## WHAT THE TASK REQUIRES:
From the entries below, please gather each line containing the string "this".
-- Begin TASK DATA --
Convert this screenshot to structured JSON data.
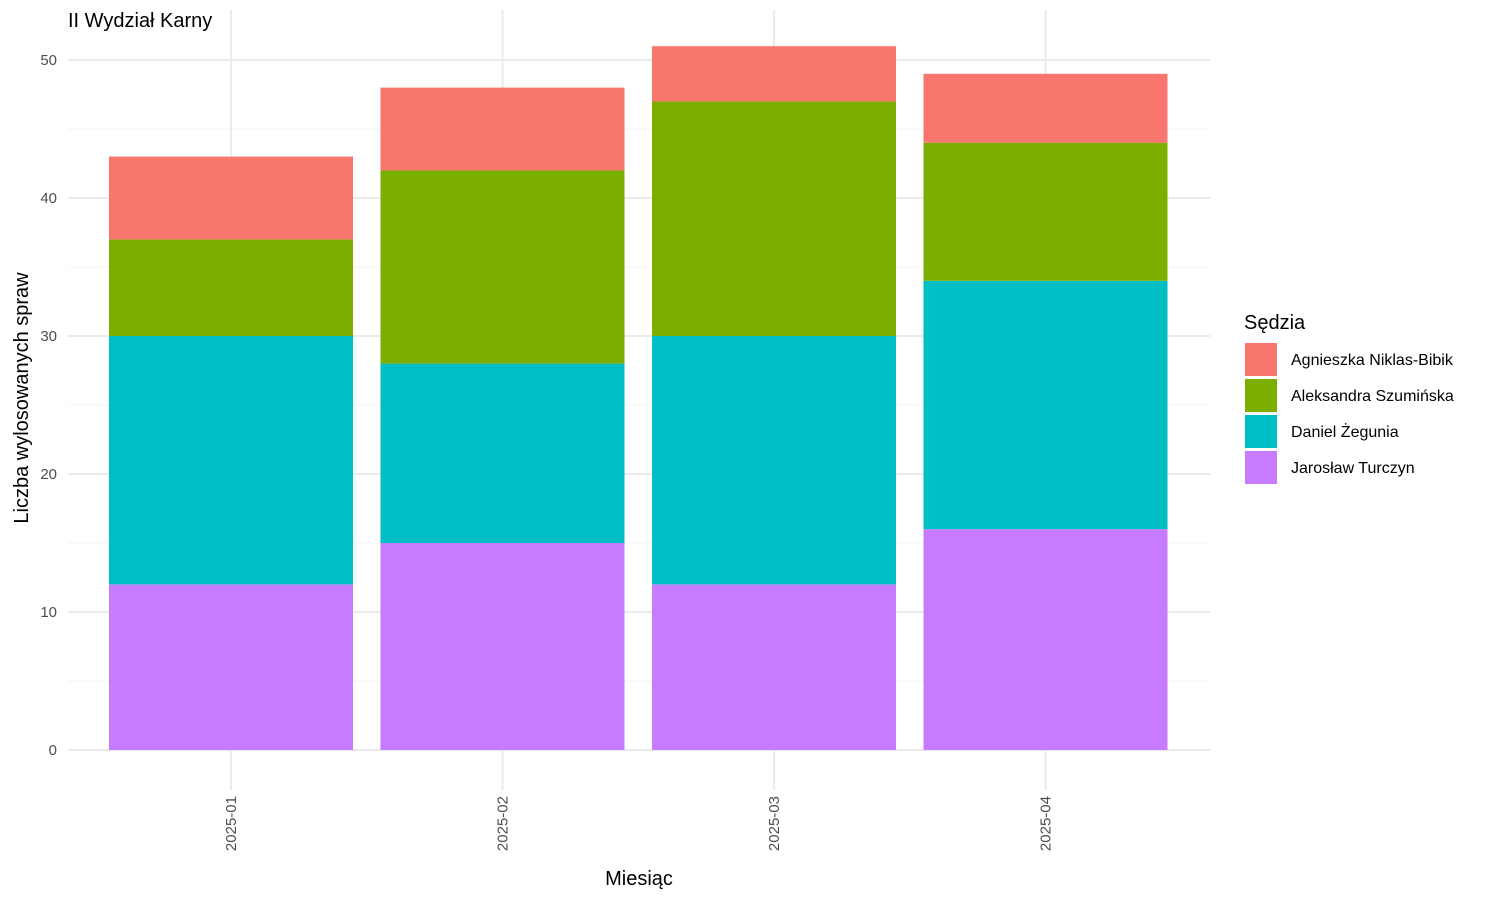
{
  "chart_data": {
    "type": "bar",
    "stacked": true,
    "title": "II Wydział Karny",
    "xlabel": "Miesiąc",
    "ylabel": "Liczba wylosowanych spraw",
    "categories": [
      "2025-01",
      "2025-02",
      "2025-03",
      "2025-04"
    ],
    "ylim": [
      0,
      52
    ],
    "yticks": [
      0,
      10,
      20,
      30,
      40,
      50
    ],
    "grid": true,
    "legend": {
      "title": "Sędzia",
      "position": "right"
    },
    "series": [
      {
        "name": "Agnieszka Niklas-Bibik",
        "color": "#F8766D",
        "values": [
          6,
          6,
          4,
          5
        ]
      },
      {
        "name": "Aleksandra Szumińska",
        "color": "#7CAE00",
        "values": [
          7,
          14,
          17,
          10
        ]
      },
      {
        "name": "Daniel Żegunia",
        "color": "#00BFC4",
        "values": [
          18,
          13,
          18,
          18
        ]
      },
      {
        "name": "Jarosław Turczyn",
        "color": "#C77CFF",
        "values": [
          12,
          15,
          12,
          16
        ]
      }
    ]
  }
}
-- End TASK DATA --
-- Begin TASK DATA --
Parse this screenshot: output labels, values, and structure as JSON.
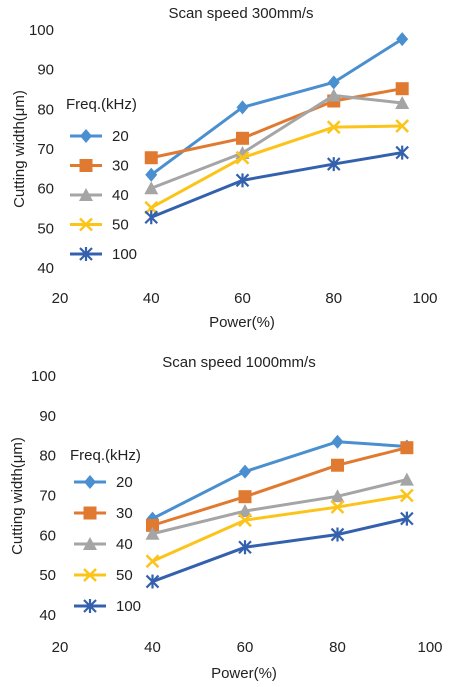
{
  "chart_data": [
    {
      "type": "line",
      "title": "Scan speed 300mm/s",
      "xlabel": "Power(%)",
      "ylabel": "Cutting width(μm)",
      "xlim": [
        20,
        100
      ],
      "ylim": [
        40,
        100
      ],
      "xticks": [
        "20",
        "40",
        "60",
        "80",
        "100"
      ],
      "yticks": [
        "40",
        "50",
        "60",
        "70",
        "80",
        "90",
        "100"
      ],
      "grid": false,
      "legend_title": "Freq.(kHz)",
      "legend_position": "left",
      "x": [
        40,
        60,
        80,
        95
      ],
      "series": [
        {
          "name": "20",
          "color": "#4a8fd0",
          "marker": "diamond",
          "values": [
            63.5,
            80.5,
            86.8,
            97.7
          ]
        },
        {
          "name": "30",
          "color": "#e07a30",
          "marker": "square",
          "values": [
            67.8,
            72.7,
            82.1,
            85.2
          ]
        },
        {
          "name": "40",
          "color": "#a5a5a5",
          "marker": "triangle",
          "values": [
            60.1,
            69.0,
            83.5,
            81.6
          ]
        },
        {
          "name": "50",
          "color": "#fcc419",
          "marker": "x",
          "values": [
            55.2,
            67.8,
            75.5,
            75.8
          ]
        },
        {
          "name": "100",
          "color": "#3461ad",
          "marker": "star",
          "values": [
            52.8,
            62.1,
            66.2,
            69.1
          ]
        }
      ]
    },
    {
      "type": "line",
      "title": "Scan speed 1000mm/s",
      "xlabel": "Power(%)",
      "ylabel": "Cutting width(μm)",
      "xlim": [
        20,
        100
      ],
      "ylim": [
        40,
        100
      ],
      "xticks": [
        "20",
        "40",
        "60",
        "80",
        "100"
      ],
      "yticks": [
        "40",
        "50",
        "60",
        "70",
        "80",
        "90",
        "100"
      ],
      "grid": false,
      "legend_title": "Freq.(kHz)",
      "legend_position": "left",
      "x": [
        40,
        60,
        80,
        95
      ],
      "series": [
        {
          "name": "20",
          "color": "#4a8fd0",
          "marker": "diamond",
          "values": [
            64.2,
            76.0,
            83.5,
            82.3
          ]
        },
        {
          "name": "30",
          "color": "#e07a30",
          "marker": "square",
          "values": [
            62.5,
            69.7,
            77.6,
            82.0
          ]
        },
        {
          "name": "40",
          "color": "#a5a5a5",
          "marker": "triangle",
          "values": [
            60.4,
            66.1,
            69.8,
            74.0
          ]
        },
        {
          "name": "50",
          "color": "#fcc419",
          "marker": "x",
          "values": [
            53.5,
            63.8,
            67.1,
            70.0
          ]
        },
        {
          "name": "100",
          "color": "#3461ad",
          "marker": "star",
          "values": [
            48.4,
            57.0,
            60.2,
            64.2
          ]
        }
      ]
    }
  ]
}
-- End TASK DATA --
## FULL OUTPUT:
Convert this screenshot to structured JSON data.
Parse this screenshot: output labels, values, and structure as JSON.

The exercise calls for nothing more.